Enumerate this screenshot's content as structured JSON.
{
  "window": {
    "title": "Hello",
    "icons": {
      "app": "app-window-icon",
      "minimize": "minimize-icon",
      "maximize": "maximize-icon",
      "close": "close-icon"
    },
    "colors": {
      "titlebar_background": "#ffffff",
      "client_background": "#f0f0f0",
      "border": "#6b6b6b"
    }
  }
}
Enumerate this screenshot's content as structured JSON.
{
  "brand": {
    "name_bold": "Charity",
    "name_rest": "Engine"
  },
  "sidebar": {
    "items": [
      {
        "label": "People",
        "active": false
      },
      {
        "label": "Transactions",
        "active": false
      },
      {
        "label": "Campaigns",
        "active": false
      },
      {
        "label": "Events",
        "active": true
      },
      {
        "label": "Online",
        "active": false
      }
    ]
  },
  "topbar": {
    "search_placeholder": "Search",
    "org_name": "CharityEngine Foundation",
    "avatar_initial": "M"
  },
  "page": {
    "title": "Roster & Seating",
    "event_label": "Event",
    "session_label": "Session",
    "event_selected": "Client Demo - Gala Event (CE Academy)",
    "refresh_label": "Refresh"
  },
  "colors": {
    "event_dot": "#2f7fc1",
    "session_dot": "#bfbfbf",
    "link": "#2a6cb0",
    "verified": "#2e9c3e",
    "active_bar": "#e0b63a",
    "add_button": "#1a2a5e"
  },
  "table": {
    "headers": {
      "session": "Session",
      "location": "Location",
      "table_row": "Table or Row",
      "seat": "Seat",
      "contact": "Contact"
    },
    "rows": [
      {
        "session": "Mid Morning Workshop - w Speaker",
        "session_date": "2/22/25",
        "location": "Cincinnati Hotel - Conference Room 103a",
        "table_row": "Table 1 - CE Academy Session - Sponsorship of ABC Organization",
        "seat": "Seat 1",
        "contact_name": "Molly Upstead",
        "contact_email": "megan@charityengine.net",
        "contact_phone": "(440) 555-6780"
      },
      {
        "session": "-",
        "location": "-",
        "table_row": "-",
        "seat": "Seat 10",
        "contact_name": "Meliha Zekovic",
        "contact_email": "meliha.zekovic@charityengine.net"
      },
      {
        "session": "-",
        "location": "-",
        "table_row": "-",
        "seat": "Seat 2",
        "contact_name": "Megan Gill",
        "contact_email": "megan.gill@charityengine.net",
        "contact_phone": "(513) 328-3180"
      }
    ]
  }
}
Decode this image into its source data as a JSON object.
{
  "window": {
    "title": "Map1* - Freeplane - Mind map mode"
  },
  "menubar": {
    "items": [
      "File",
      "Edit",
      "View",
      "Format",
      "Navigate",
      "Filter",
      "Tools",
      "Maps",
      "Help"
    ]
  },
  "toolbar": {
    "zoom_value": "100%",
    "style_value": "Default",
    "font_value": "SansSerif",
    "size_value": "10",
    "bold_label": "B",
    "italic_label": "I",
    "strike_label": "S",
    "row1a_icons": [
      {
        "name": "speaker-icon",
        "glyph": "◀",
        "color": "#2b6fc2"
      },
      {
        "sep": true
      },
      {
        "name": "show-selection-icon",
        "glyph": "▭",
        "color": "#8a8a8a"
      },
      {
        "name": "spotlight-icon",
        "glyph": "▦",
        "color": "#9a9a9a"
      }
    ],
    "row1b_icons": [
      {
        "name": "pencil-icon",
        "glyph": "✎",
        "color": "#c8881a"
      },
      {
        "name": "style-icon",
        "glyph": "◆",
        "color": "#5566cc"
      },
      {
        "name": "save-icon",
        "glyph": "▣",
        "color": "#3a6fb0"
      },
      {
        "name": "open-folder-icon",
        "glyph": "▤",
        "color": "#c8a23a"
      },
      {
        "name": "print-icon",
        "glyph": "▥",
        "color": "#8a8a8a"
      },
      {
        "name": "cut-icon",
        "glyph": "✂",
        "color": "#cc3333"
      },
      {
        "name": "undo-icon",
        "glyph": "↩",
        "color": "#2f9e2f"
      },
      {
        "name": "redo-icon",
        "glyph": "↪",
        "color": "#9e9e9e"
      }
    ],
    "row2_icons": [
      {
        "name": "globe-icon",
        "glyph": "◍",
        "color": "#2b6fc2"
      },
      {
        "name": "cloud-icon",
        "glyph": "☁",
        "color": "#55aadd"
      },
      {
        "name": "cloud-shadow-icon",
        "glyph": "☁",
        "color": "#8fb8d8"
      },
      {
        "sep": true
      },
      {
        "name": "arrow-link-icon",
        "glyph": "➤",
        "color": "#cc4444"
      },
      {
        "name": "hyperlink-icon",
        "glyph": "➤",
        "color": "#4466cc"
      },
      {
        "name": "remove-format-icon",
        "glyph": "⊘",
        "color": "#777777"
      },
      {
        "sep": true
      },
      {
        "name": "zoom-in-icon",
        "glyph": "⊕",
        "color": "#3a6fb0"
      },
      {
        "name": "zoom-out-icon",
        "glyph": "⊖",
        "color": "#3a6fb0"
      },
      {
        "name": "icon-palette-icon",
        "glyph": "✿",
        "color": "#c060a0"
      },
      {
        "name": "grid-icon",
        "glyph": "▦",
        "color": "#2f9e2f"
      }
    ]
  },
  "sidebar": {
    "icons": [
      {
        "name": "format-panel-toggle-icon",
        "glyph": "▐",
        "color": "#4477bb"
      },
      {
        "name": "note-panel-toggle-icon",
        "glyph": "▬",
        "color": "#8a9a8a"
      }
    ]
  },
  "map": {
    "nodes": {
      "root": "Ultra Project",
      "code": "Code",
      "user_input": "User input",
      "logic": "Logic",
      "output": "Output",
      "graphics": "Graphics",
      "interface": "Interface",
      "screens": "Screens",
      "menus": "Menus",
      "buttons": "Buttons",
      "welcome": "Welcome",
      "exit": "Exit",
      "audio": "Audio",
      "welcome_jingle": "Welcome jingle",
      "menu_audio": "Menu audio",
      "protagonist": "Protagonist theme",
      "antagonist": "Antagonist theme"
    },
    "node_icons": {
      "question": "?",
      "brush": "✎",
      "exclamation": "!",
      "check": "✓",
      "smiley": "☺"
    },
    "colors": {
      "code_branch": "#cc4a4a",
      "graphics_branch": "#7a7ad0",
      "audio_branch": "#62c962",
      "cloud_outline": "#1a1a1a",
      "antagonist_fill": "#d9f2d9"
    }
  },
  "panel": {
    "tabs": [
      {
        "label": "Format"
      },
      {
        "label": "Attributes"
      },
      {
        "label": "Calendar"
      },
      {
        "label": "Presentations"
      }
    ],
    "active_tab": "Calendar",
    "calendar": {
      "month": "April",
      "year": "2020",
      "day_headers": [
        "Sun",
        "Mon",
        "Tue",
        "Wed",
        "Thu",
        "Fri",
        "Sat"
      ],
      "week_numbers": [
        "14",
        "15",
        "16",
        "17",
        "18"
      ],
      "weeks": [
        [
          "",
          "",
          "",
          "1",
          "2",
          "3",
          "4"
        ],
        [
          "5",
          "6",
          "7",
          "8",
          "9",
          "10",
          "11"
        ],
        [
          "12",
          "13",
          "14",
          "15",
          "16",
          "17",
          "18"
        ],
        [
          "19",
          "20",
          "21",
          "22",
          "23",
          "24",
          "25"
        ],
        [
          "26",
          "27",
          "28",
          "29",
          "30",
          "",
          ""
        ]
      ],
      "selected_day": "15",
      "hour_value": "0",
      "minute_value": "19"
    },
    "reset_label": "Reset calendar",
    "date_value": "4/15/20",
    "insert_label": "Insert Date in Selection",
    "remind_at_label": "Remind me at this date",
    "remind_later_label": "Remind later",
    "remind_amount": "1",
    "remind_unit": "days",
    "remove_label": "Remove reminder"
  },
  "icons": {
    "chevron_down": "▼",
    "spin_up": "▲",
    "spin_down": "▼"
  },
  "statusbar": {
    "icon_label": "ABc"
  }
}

***

Exercise aim — Make an exact copy of the records.

Result for this task —
Enumerate this screenshot's content as structured JSON.
{
  "window": {
    "title": "Hello",
    "icons": {
      "app": "app-window-icon",
      "minimize": "minimize-icon",
      "maximize": "maximize-icon",
      "close": "close-icon"
    },
    "colors": {
      "titlebar_background": "#ffffff",
      "client_background": "#f0f0f0",
      "border": "#6b6b6b"
    }
  }
}
Enumerate this screenshot's content as structured JSON.
{
  "brand": {
    "name_bold": "Charity",
    "name_rest": "Engine"
  },
  "sidebar": {
    "items": [
      {
        "label": "People",
        "active": false
      },
      {
        "label": "Transactions",
        "active": false
      },
      {
        "label": "Campaigns",
        "active": false
      },
      {
        "label": "Events",
        "active": true
      },
      {
        "label": "Online",
        "active": false
      }
    ]
  },
  "topbar": {
    "search_placeholder": "Search",
    "org_name": "CharityEngine Foundation",
    "avatar_initial": "M"
  },
  "page": {
    "title": "Roster & Seating",
    "event_label": "Event",
    "session_label": "Session",
    "event_selected": "Client Demo - Gala Event (CE Academy)",
    "refresh_label": "Refresh"
  },
  "colors": {
    "event_dot": "#2f7fc1",
    "session_dot": "#bfbfbf",
    "link": "#2a6cb0",
    "verified": "#2e9c3e",
    "active_bar": "#e0b63a",
    "add_button": "#1a2a5e"
  },
  "table": {
    "headers": {
      "session": "Session",
      "location": "Location",
      "table_row": "Table or Row",
      "seat": "Seat",
      "contact": "Contact"
    },
    "rows": [
      {
        "session": "Mid Morning Workshop - w Speaker",
        "session_date": "2/22/25",
        "location": "Cincinnati Hotel - Conference Room 103a",
        "table_row": "Table 1 - CE Academy Session - Sponsorship of ABC Organization",
        "seat": "Seat 1",
        "contact_name": "Molly Upstead",
        "contact_email": "megan@charityengine.net",
        "contact_phone": "(440) 555-6780"
      },
      {
        "session": "-",
        "location": "-",
        "table_row": "-",
        "seat": "Seat 10",
        "contact_name": "Meliha Zekovic",
        "contact_email": "meliha.zekovic@charityengine.net"
      },
      {
        "session": "-",
        "location": "-",
        "table_row": "-",
        "seat": "Seat 2",
        "contact_name": "Megan Gill",
        "contact_email": "megan.gill@charityengine.net",
        "contact_phone": "(513) 328-3180"
      }
    ]
  }
}
Decode this image into its source data as a JSON object.
{
  "window": {
    "title": "Map1* - Freeplane - Mind map mode"
  },
  "menubar": {
    "items": [
      "File",
      "Edit",
      "View",
      "Format",
      "Navigate",
      "Filter",
      "Tools",
      "Maps",
      "Help"
    ]
  },
  "toolbar": {
    "zoom_value": "100%",
    "style_value": "Default",
    "font_value": "SansSerif",
    "size_value": "10",
    "bold_label": "B",
    "italic_label": "I",
    "strike_label": "S",
    "row1a_icons": [
      {
        "name": "speaker-icon",
        "glyph": "◀",
        "color": "#2b6fc2"
      },
      {
        "sep": true
      },
      {
        "name": "show-selection-icon",
        "glyph": "▭",
        "color": "#8a8a8a"
      },
      {
        "name": "spotlight-icon",
        "glyph": "▦",
        "color": "#9a9a9a"
      }
    ],
    "row1b_icons": [
      {
        "name": "pencil-icon",
        "glyph": "✎",
        "color": "#c8881a"
      },
      {
        "name": "style-icon",
        "glyph": "◆",
        "color": "#5566cc"
      },
      {
        "name": "save-icon",
        "glyph": "▣",
        "color": "#3a6fb0"
      },
      {
        "name": "open-folder-icon",
        "glyph": "▤",
        "color": "#c8a23a"
      },
      {
        "name": "print-icon",
        "glyph": "▥",
        "color": "#8a8a8a"
      },
      {
        "name": "cut-icon",
        "glyph": "✂",
        "color": "#cc3333"
      },
      {
        "name": "undo-icon",
        "glyph": "↩",
        "color": "#2f9e2f"
      },
      {
        "name": "redo-icon",
        "glyph": "↪",
        "color": "#9e9e9e"
      }
    ],
    "row2_icons": [
      {
        "name": "globe-icon",
        "glyph": "◍",
        "color": "#2b6fc2"
      },
      {
        "name": "cloud-icon",
        "glyph": "☁",
        "color": "#55aadd"
      },
      {
        "name": "cloud-shadow-icon",
        "glyph": "☁",
        "color": "#8fb8d8"
      },
      {
        "sep": true
      },
      {
        "name": "arrow-link-icon",
        "glyph": "➤",
        "color": "#cc4444"
      },
      {
        "name": "hyperlink-icon",
        "glyph": "➤",
        "color": "#4466cc"
      },
      {
        "name": "remove-format-icon",
        "glyph": "⊘",
        "color": "#777777"
      },
      {
        "sep": true
      },
      {
        "name": "zoom-in-icon",
        "glyph": "⊕",
        "color": "#3a6fb0"
      },
      {
        "name": "zoom-out-icon",
        "glyph": "⊖",
        "color": "#3a6fb0"
      },
      {
        "name": "icon-palette-icon",
        "glyph": "✿",
        "color": "#c060a0"
      },
      {
        "name": "grid-icon",
        "glyph": "▦",
        "color": "#2f9e2f"
      }
    ]
  },
  "sidebar": {
    "icons": [
      {
        "name": "format-panel-toggle-icon",
        "glyph": "▐",
        "color": "#4477bb"
      },
      {
        "name": "note-panel-toggle-icon",
        "glyph": "▬",
        "color": "#8a9a8a"
      }
    ]
  },
  "map": {
    "nodes": {
      "root": "Ultra Project",
      "code": "Code",
      "user_input": "User input",
      "logic": "Logic",
      "output": "Output",
      "graphics": "Graphics",
      "interface": "Interface",
      "screens": "Screens",
      "menus": "Menus",
      "buttons": "Buttons",
      "welcome": "Welcome",
      "exit": "Exit",
      "audio": "Audio",
      "welcome_jingle": "Welcome jingle",
      "menu_audio": "Menu audio",
      "protagonist": "Protagonist theme",
      "antagonist": "Antagonist theme"
    },
    "node_icons": {
      "question": "?",
      "brush": "✎",
      "exclamation": "!",
      "check": "✓",
      "smiley": "☺"
    },
    "colors": {
      "code_branch": "#cc4a4a",
      "graphics_branch": "#7a7ad0",
      "audio_branch": "#62c962",
      "cloud_outline": "#1a1a1a",
      "antagonist_fill": "#d9f2d9"
    }
  },
  "panel": {
    "tabs": [
      {
        "label": "Format"
      },
      {
        "label": "Attributes"
      },
      {
        "label": "Calendar"
      },
      {
        "label": "Presentations"
      }
    ],
    "active_tab": "Calendar",
    "calendar": {
      "month": "April",
      "year": "2020",
      "day_headers": [
        "Sun",
        "Mon",
        "Tue",
        "Wed",
        "Thu",
        "Fri",
        "Sat"
      ],
      "week_numbers": [
        "14",
        "15",
        "16",
        "17",
        "18"
      ],
      "weeks": [
        [
          "",
          "",
          "",
          "1",
          "2",
          "3",
          "4"
        ],
        [
          "5",
          "6",
          "7",
          "8",
          "9",
          "10",
          "11"
        ],
        [
          "12",
          "13",
          "14",
          "15",
          "16",
          "17",
          "18"
        ],
        [
          "19",
          "20",
          "21",
          "22",
          "23",
          "24",
          "25"
        ],
        [
          "26",
          "27",
          "28",
          "29",
          "30",
          "",
          ""
        ]
      ],
      "selected_day": "15",
      "hour_value": "0",
      "minute_value": "19"
    },
    "reset_label": "Reset calendar",
    "date_value": "4/15/20",
    "insert_label": "Insert Date in Selection",
    "remind_at_label": "Remind me at this date",
    "remind_later_label": "Remind later",
    "remind_amount": "1",
    "remind_unit": "days",
    "remove_label": "Remove reminder"
  },
  "icons": {
    "chevron_down": "▼",
    "spin_up": "▲",
    "spin_down": "▼"
  },
  "statusbar": {
    "icon_label": "ABc"
  }
}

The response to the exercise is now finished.